LISTED RECORDS
** begin **

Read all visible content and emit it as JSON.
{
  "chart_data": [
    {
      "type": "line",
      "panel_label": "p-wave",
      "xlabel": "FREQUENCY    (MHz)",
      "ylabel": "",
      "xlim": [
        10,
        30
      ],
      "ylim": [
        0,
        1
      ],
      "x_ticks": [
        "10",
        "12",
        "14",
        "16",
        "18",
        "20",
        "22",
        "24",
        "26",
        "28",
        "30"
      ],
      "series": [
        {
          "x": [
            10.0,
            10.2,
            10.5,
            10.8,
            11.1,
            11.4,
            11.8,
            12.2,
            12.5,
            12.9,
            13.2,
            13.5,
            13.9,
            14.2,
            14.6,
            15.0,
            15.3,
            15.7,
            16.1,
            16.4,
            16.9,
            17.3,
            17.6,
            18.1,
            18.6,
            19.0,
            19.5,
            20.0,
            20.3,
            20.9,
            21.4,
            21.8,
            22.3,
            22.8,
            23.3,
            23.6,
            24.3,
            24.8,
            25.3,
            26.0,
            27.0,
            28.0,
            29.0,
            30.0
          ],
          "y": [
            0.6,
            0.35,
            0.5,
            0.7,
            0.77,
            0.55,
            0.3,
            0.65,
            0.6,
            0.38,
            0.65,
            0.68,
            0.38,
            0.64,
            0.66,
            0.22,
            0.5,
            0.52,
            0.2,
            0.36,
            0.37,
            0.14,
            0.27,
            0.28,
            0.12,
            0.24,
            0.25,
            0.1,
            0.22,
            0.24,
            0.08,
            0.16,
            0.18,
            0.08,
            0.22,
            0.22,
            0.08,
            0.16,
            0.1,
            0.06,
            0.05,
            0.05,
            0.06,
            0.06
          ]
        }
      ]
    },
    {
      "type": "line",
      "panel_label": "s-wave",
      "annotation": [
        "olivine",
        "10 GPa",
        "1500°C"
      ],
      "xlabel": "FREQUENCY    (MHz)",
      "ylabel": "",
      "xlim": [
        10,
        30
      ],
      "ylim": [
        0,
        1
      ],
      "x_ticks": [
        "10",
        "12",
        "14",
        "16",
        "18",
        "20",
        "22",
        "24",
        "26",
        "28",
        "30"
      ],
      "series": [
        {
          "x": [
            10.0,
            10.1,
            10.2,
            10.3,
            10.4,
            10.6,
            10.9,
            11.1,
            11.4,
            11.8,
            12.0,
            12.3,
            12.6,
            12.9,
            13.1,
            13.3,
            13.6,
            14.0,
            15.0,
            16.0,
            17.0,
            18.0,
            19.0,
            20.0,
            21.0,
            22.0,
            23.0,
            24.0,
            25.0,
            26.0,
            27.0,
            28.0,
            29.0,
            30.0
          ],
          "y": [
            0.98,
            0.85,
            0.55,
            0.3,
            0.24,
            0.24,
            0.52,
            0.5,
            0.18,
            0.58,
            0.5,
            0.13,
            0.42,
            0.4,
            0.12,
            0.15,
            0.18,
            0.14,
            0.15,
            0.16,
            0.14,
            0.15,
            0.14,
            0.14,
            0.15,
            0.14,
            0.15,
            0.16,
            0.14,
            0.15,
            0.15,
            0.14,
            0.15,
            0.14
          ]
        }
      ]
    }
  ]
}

** end **

PROBLEM STATEMENT
Transcribe all entries exactly as they are given.

RESULT FOR THIS EXERCISE
Read all visible content and emit it as JSON.
{
  "chart_data": [
    {
      "type": "line",
      "panel_label": "p-wave",
      "xlabel": "FREQUENCY    (MHz)",
      "ylabel": "",
      "xlim": [
        10,
        30
      ],
      "ylim": [
        0,
        1
      ],
      "x_ticks": [
        "10",
        "12",
        "14",
        "16",
        "18",
        "20",
        "22",
        "24",
        "26",
        "28",
        "30"
      ],
      "series": [
        {
          "x": [
            10.0,
            10.2,
            10.5,
            10.8,
            11.1,
            11.4,
            11.8,
            12.2,
            12.5,
            12.9,
            13.2,
            13.5,
            13.9,
            14.2,
            14.6,
            15.0,
            15.3,
            15.7,
            16.1,
            16.4,
            16.9,
            17.3,
            17.6,
            18.1,
            18.6,
            19.0,
            19.5,
            20.0,
            20.3,
            20.9,
            21.4,
            21.8,
            22.3,
            22.8,
            23.3,
            23.6,
            24.3,
            24.8,
            25.3,
            26.0,
            27.0,
            28.0,
            29.0,
            30.0
          ],
          "y": [
            0.6,
            0.35,
            0.5,
            0.7,
            0.77,
            0.55,
            0.3,
            0.65,
            0.6,
            0.38,
            0.65,
            0.68,
            0.38,
            0.64,
            0.66,
            0.22,
            0.5,
            0.52,
            0.2,
            0.36,
            0.37,
            0.14,
            0.27,
            0.28,
            0.12,
            0.24,
            0.25,
            0.1,
            0.22,
            0.24,
            0.08,
            0.16,
            0.18,
            0.08,
            0.22,
            0.22,
            0.08,
            0.16,
            0.1,
            0.06,
            0.05,
            0.05,
            0.06,
            0.06
          ]
        }
      ]
    },
    {
      "type": "line",
      "panel_label": "s-wave",
      "annotation": [
        "olivine",
        "10 GPa",
        "1500°C"
      ],
      "xlabel": "FREQUENCY    (MHz)",
      "ylabel": "",
      "xlim": [
        10,
        30
      ],
      "ylim": [
        0,
        1
      ],
      "x_ticks": [
        "10",
        "12",
        "14",
        "16",
        "18",
        "20",
        "22",
        "24",
        "26",
        "28",
        "30"
      ],
      "series": [
        {
          "x": [
            10.0,
            10.1,
            10.2,
            10.3,
            10.4,
            10.6,
            10.9,
            11.1,
            11.4,
            11.8,
            12.0,
            12.3,
            12.6,
            12.9,
            13.1,
            13.3,
            13.6,
            14.0,
            15.0,
            16.0,
            17.0,
            18.0,
            19.0,
            20.0,
            21.0,
            22.0,
            23.0,
            24.0,
            25.0,
            26.0,
            27.0,
            28.0,
            29.0,
            30.0
          ],
          "y": [
            0.98,
            0.85,
            0.55,
            0.3,
            0.24,
            0.24,
            0.52,
            0.5,
            0.18,
            0.58,
            0.5,
            0.13,
            0.42,
            0.4,
            0.12,
            0.15,
            0.18,
            0.14,
            0.15,
            0.16,
            0.14,
            0.15,
            0.14,
            0.14,
            0.15,
            0.14,
            0.15,
            0.16,
            0.14,
            0.15,
            0.15,
            0.14,
            0.15,
            0.14
          ]
        }
      ]
    }
  ]
}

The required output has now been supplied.